▶ **Exercise goal**: Copy every line of the records below that holds the word "with".

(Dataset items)

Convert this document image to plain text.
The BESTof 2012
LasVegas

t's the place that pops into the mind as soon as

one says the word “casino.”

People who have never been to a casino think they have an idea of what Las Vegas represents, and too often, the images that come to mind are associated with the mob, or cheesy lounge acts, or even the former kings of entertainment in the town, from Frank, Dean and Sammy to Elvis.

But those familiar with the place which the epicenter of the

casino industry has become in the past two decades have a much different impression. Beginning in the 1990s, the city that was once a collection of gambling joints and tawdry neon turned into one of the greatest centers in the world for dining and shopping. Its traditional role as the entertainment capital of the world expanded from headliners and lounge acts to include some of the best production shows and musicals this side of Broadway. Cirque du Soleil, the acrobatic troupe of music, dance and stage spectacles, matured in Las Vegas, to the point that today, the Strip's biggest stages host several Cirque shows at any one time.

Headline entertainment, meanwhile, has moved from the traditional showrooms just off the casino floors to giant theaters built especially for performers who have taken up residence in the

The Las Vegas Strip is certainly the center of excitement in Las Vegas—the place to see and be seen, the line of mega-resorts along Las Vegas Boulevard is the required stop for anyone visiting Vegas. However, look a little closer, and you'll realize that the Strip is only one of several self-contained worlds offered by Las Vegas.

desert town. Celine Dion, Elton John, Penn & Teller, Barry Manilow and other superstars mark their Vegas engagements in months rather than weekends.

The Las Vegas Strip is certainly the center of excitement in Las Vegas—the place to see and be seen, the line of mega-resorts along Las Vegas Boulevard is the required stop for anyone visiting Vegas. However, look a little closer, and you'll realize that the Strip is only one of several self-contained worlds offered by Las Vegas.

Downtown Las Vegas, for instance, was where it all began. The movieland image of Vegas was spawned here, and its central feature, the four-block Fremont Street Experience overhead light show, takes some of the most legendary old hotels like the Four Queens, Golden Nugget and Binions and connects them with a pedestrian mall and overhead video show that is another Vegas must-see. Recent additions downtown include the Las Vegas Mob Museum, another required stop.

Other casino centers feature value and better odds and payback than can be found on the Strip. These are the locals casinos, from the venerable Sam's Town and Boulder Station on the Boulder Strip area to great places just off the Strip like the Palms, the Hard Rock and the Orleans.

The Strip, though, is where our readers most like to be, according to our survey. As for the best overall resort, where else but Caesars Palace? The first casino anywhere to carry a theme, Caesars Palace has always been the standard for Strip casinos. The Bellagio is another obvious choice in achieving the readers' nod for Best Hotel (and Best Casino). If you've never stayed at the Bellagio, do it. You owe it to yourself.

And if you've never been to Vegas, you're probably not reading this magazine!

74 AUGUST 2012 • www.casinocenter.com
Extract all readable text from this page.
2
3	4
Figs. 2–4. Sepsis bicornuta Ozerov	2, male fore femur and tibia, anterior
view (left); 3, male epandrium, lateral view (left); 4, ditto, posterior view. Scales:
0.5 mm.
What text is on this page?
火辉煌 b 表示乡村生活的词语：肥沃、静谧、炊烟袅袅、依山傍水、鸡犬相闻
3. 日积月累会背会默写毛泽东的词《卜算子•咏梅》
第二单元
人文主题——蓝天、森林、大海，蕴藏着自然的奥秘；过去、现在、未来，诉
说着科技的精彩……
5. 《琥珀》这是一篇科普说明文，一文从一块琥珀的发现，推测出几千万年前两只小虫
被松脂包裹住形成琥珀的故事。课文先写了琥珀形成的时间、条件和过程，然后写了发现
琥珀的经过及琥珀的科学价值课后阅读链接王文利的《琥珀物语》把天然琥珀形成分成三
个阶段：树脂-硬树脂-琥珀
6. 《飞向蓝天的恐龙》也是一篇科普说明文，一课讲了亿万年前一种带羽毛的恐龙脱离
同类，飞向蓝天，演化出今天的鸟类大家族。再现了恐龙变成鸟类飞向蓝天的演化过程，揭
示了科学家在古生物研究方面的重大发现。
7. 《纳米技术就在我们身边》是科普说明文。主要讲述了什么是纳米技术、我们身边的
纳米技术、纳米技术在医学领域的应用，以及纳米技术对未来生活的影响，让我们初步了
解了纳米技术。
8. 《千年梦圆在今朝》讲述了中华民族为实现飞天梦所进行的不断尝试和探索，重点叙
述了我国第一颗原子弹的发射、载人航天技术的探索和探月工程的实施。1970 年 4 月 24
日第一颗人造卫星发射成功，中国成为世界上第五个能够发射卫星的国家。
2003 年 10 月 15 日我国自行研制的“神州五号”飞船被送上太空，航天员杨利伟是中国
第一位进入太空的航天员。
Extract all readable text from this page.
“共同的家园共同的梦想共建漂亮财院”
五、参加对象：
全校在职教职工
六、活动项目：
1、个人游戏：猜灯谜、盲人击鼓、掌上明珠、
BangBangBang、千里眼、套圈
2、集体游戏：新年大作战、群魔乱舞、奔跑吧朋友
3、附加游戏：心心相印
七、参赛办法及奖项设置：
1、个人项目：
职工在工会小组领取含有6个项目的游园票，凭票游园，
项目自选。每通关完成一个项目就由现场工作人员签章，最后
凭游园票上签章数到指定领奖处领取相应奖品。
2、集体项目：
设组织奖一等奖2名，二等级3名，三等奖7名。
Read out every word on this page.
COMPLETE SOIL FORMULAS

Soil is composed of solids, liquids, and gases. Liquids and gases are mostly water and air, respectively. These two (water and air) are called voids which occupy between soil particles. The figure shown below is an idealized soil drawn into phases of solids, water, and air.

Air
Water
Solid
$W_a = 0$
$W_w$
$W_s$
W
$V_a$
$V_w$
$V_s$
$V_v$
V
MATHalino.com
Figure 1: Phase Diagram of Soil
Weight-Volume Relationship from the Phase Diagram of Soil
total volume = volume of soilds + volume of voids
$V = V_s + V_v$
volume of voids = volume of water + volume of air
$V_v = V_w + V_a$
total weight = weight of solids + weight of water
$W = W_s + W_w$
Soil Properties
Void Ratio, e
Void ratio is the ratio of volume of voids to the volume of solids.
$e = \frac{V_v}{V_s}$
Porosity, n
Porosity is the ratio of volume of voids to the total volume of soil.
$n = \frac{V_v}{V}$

▶ **Answer for this exercise**:
People who have never been to a casino think they have an idea of what Las Vegas represents, and too often, the images that come to mind are associated with the mob, or cheesy lounge acts, or even the former kings of entertainment in the town, from Frank, Dean and Sammy to Elvis.
But those familiar with the place which the epicenter of the
Downtown Las Vegas, for instance, was where it all began. The movieland image of Vegas was spawned here, and its central feature, the four-block Fremont Street Experience overhead light show, takes some of the most legendary old hotels like the Four Queens, Golden Nugget and Binions and connects them with a pedestrian mall and overhead video show that is another Vegas must-see. Recent additions downtown include the Las Vegas Mob Museum, another required stop.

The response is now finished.